[Bounding box annotations]
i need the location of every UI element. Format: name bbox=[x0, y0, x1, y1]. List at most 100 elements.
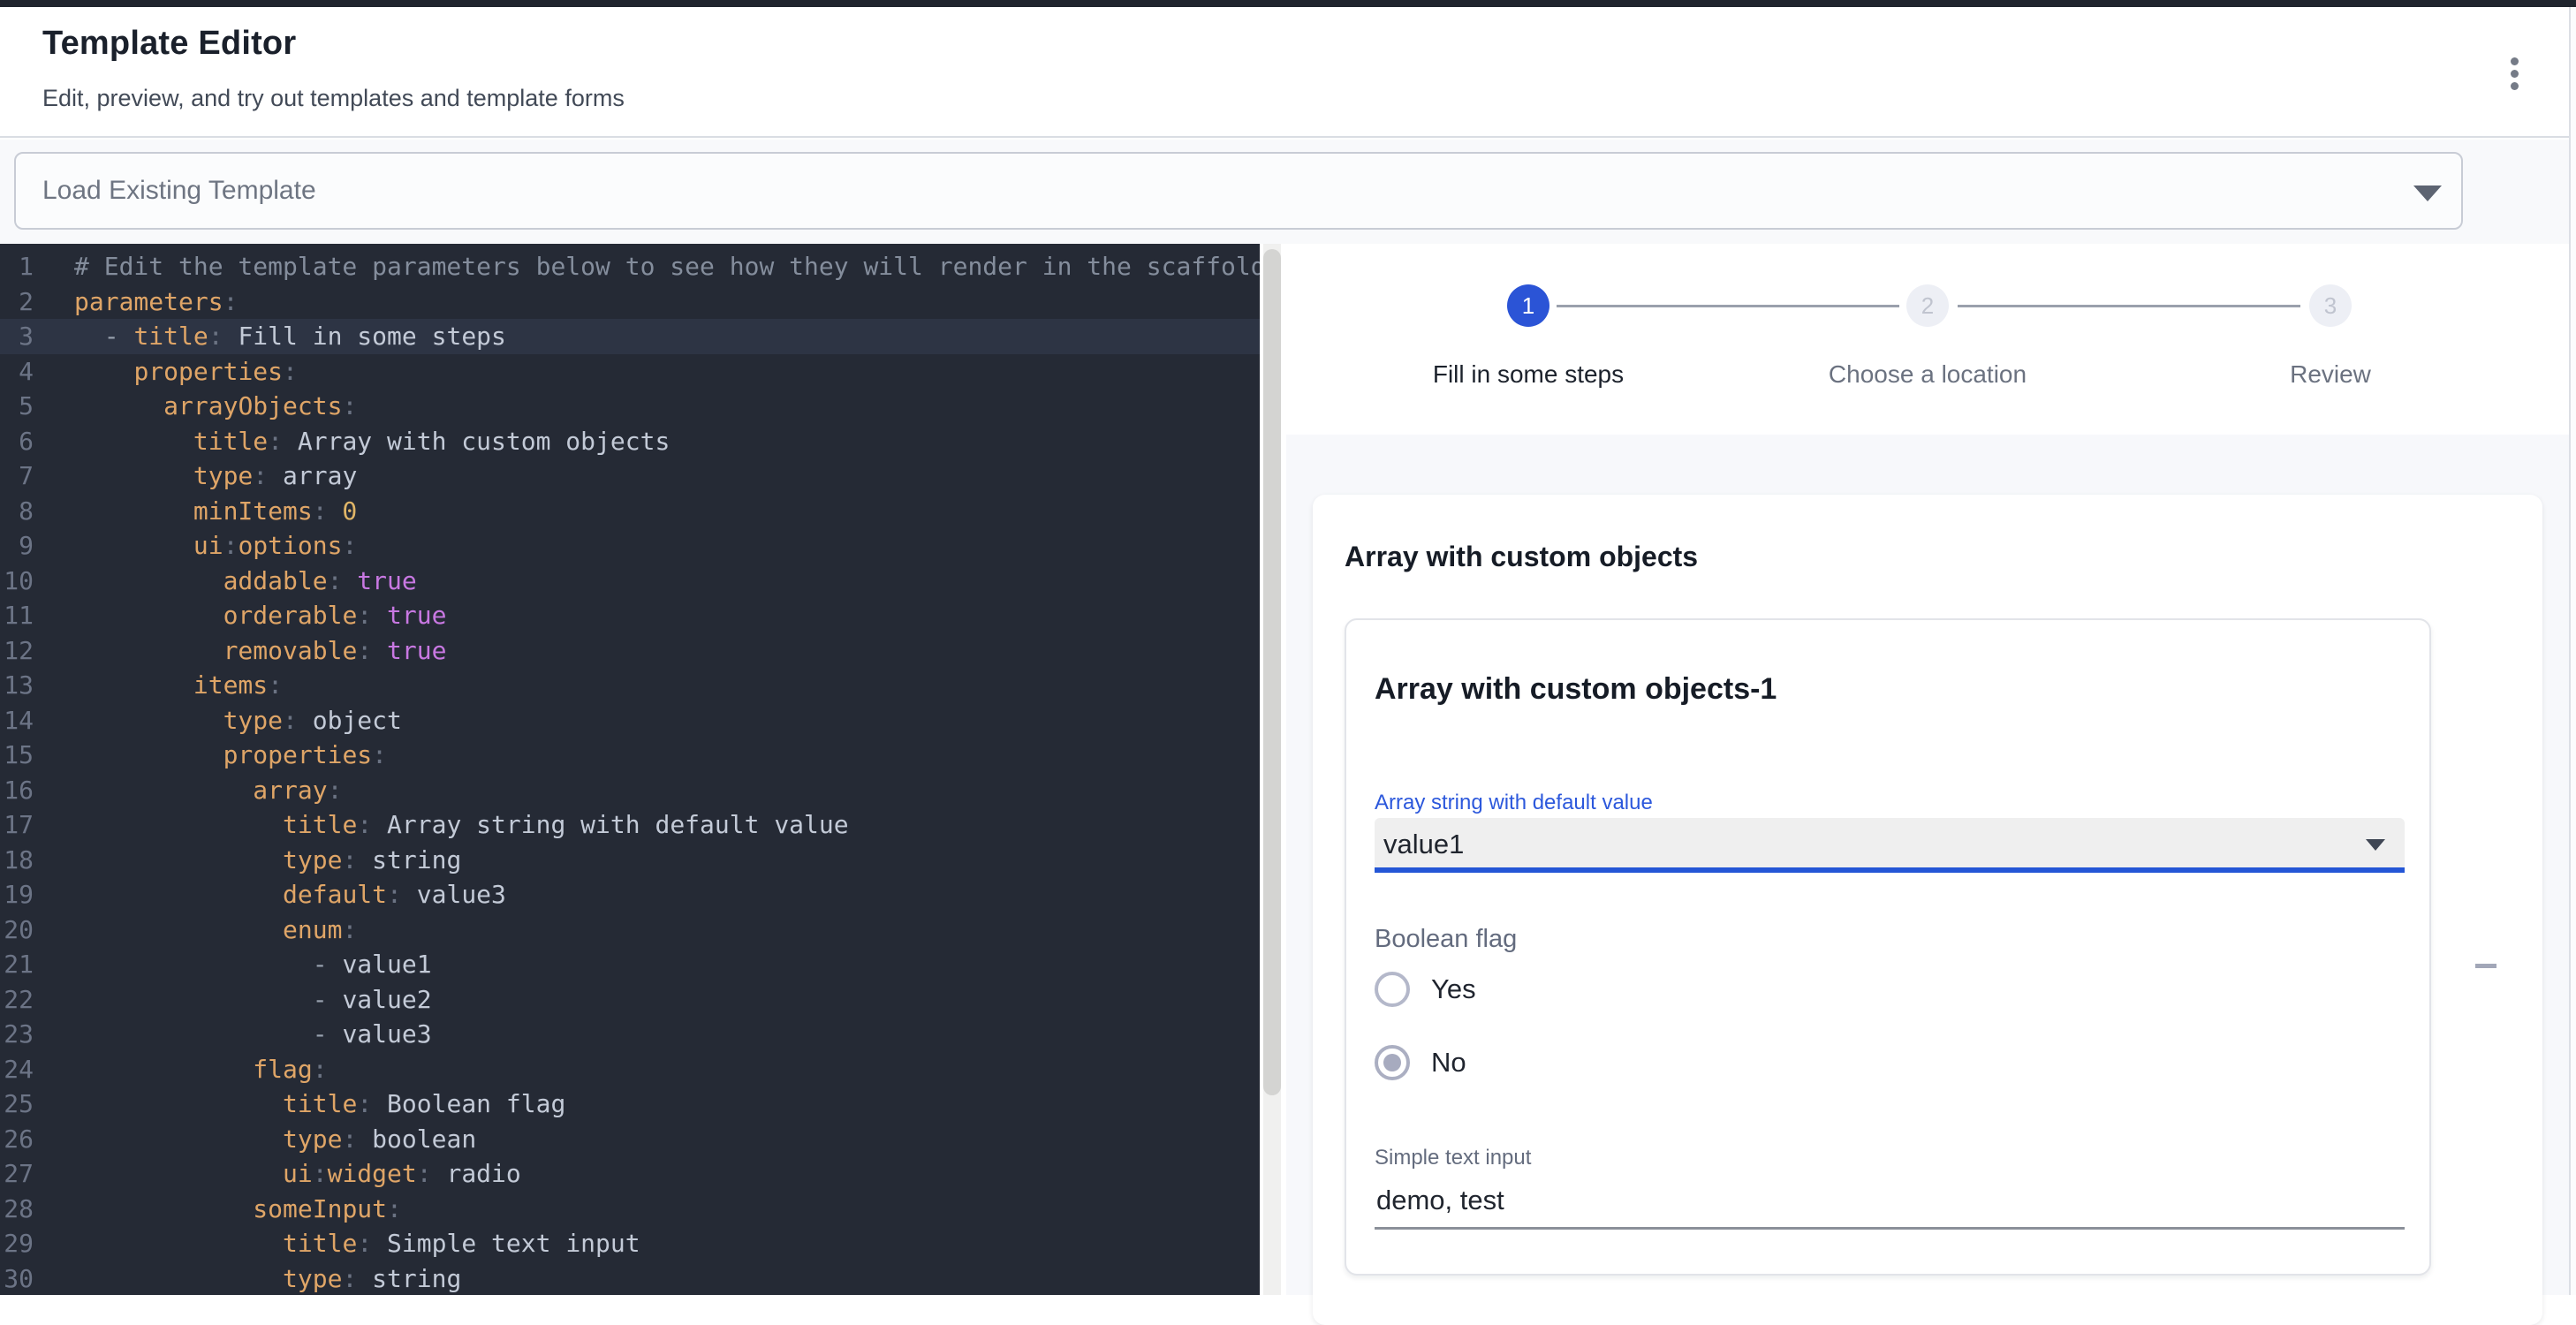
minus-icon bbox=[2475, 964, 2496, 968]
line-number: 22 bbox=[0, 982, 53, 1018]
code-line[interactable]: 2parameters: bbox=[0, 284, 1260, 320]
step-label: Choose a location bbox=[1795, 360, 2060, 389]
code-line[interactable]: 14 type: object bbox=[0, 703, 1260, 738]
line-number: 21 bbox=[0, 947, 53, 982]
code-line[interactable]: 10 addable: true bbox=[0, 564, 1260, 599]
form-preview-panel: 1 Fill in some steps 2 Choose a location… bbox=[1286, 244, 2576, 1295]
main-split: 1# Edit the template parameters below to… bbox=[0, 244, 2576, 1295]
code-line[interactable]: 22 - value2 bbox=[0, 982, 1260, 1018]
simple-text-input[interactable] bbox=[1375, 1183, 2405, 1230]
select-field-label: Array string with default value bbox=[1375, 791, 2401, 814]
array-item-card: Array with custom objects-1 Array string… bbox=[1345, 618, 2431, 1276]
line-number: 6 bbox=[0, 424, 53, 459]
radio-checked-icon bbox=[1375, 1045, 1410, 1080]
code-line[interactable]: 27 ui:widget: radio bbox=[0, 1156, 1260, 1192]
line-number: 5 bbox=[0, 389, 53, 424]
array-item-title: Array with custom objects-1 bbox=[1375, 671, 2401, 707]
code-line[interactable]: 9 ui:options: bbox=[0, 528, 1260, 564]
code-line[interactable]: 25 title: Boolean flag bbox=[0, 1086, 1260, 1122]
line-number: 25 bbox=[0, 1086, 53, 1122]
code-line[interactable]: 7 type: array bbox=[0, 458, 1260, 494]
line-number: 1 bbox=[0, 249, 53, 284]
code-line[interactable]: 21 - value1 bbox=[0, 947, 1260, 982]
code-line[interactable]: 3 - title: Fill in some steps bbox=[0, 319, 1260, 354]
line-number: 17 bbox=[0, 807, 53, 843]
editor-scrollbar bbox=[1260, 244, 1286, 1295]
code-line[interactable]: 8 minItems: 0 bbox=[0, 494, 1260, 529]
code-line[interactable]: 29 title: Simple text input bbox=[0, 1226, 1260, 1261]
editor-scrollbar-thumb[interactable] bbox=[1263, 249, 1281, 1095]
select-value: value1 bbox=[1383, 829, 1464, 860]
remove-item-button[interactable] bbox=[2465, 944, 2507, 987]
code-line[interactable]: 5 arrayObjects: bbox=[0, 389, 1260, 424]
line-number: 16 bbox=[0, 773, 53, 808]
radio-option-label: No bbox=[1431, 1047, 1466, 1079]
page-right-scroll-edge bbox=[2569, 7, 2576, 1295]
line-number: 2 bbox=[0, 284, 53, 320]
form-section-title: Array with custom objects bbox=[1345, 541, 1698, 573]
step-label: Fill in some steps bbox=[1396, 360, 1661, 389]
line-number: 23 bbox=[0, 1017, 53, 1052]
page-subtitle: Edit, preview, and try out templates and… bbox=[42, 85, 625, 112]
line-number: 12 bbox=[0, 633, 53, 669]
line-number: 7 bbox=[0, 458, 53, 494]
code-line[interactable]: 13 items: bbox=[0, 668, 1260, 703]
line-number: 4 bbox=[0, 354, 53, 390]
step-review: 3 Review bbox=[2198, 284, 2463, 389]
step-fill-in-some-steps: 1 Fill in some steps bbox=[1396, 284, 1661, 389]
page-title: Template Editor bbox=[42, 25, 296, 63]
radio-option-yes[interactable]: Yes bbox=[1375, 968, 2401, 1011]
step-number-badge: 2 bbox=[1906, 284, 1949, 327]
code-line[interactable]: 4 properties: bbox=[0, 354, 1260, 390]
page-header: Template Editor Edit, preview, and try o… bbox=[0, 7, 2576, 138]
code-line[interactable]: 18 type: string bbox=[0, 843, 1260, 878]
line-number: 3 bbox=[0, 319, 53, 354]
code-line[interactable]: 12 removable: true bbox=[0, 633, 1260, 669]
step-label: Review bbox=[2198, 360, 2463, 389]
text-field-label: Simple text input bbox=[1375, 1146, 2401, 1170]
line-number: 29 bbox=[0, 1226, 53, 1261]
chevron-down-icon[interactable] bbox=[2413, 186, 2442, 201]
code-line[interactable]: 15 properties: bbox=[0, 738, 1260, 773]
radio-option-no[interactable]: No bbox=[1375, 1041, 2401, 1084]
code-editor[interactable]: 1# Edit the template parameters below to… bbox=[0, 244, 1260, 1295]
code-line[interactable]: 19 default: value3 bbox=[0, 877, 1260, 912]
more-options-button[interactable] bbox=[2495, 51, 2534, 95]
code-line[interactable]: 1# Edit the template parameters below to… bbox=[0, 249, 1260, 284]
line-number: 13 bbox=[0, 668, 53, 703]
load-template-select[interactable] bbox=[14, 152, 2463, 230]
code-line[interactable]: 20 enum: bbox=[0, 912, 1260, 948]
array-string-select[interactable]: value1 bbox=[1375, 818, 2405, 873]
code-line[interactable]: 6 title: Array with custom objects bbox=[0, 424, 1260, 459]
kebab-vertical-icon bbox=[2511, 82, 2519, 90]
code-line[interactable]: 11 orderable: true bbox=[0, 598, 1260, 633]
code-line[interactable]: 17 title: Array string with default valu… bbox=[0, 807, 1260, 843]
line-number: 11 bbox=[0, 598, 53, 633]
chevron-down-icon bbox=[2366, 839, 2385, 851]
kebab-vertical-icon bbox=[2511, 57, 2519, 65]
radio-option-label: Yes bbox=[1431, 973, 1476, 1005]
form-section-card: Array with custom objects Array with cus… bbox=[1313, 495, 2542, 1325]
radio-group-label: Boolean flag bbox=[1375, 924, 2401, 954]
step-number-badge: 1 bbox=[1507, 284, 1549, 327]
line-number: 9 bbox=[0, 528, 53, 564]
template-loader-bar bbox=[0, 140, 2576, 244]
line-number: 30 bbox=[0, 1261, 53, 1296]
radio-icon bbox=[1375, 972, 1410, 1007]
code-line[interactable]: 16 array: bbox=[0, 773, 1260, 808]
line-number: 24 bbox=[0, 1052, 53, 1087]
code-line[interactable]: 26 type: boolean bbox=[0, 1122, 1260, 1157]
code-line[interactable]: 30 type: string bbox=[0, 1261, 1260, 1296]
kebab-vertical-icon bbox=[2511, 70, 2519, 78]
form-area: Array with custom objects Array with cus… bbox=[1286, 435, 2576, 1295]
line-number: 26 bbox=[0, 1122, 53, 1157]
code-line[interactable]: 28 someInput: bbox=[0, 1192, 1260, 1227]
code-line[interactable]: 24 flag: bbox=[0, 1052, 1260, 1087]
line-number: 20 bbox=[0, 912, 53, 948]
line-number: 28 bbox=[0, 1192, 53, 1227]
line-number: 15 bbox=[0, 738, 53, 773]
load-template-input[interactable] bbox=[42, 154, 2383, 228]
line-number: 19 bbox=[0, 877, 53, 912]
step-number-badge: 3 bbox=[2309, 284, 2352, 327]
code-line[interactable]: 23 - value3 bbox=[0, 1017, 1260, 1052]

-- What to produce --
Reproduce the data unchanged, starting with the line that contains "minus-icon bbox=[2475, 964, 2496, 968]" and ending with the line that contains "code-line[interactable]: 29 title: Simple", both lines included.

-- Exercise solution --
minus-icon bbox=[2475, 964, 2496, 968]
line-number: 22 bbox=[0, 982, 53, 1018]
code-line[interactable]: 2parameters: bbox=[0, 284, 1260, 320]
step-label: Choose a location bbox=[1795, 360, 2060, 389]
code-line[interactable]: 14 type: object bbox=[0, 703, 1260, 738]
line-number: 21 bbox=[0, 947, 53, 982]
code-line[interactable]: 10 addable: true bbox=[0, 564, 1260, 599]
form-preview-panel: 1 Fill in some steps 2 Choose a location… bbox=[1286, 244, 2576, 1295]
main-split: 1# Edit the template parameters below to… bbox=[0, 244, 2576, 1295]
code-line[interactable]: 22 - value2 bbox=[0, 982, 1260, 1018]
simple-text-input[interactable] bbox=[1375, 1183, 2405, 1230]
select-field-label: Array string with default value bbox=[1375, 791, 2401, 814]
array-item-card: Array with custom objects-1 Array string… bbox=[1345, 618, 2431, 1276]
line-number: 6 bbox=[0, 424, 53, 459]
radio-checked-icon bbox=[1375, 1045, 1410, 1080]
code-line[interactable]: 27 ui:widget: radio bbox=[0, 1156, 1260, 1192]
line-number: 5 bbox=[0, 389, 53, 424]
array-item-title: Array with custom objects-1 bbox=[1375, 671, 2401, 707]
code-line[interactable]: 9 ui:options: bbox=[0, 528, 1260, 564]
code-line[interactable]: 25 title: Boolean flag bbox=[0, 1086, 1260, 1122]
line-number: 25 bbox=[0, 1086, 53, 1122]
code-line[interactable]: 7 type: array bbox=[0, 458, 1260, 494]
line-number: 1 bbox=[0, 249, 53, 284]
code-line[interactable]: 21 - value1 bbox=[0, 947, 1260, 982]
code-line[interactable]: 3 - title: Fill in some steps bbox=[0, 319, 1260, 354]
line-number: 17 bbox=[0, 807, 53, 843]
editor-scrollbar bbox=[1260, 244, 1286, 1295]
code-line[interactable]: 8 minItems: 0 bbox=[0, 494, 1260, 529]
code-line[interactable]: 29 title: Simple text input bbox=[0, 1226, 1260, 1261]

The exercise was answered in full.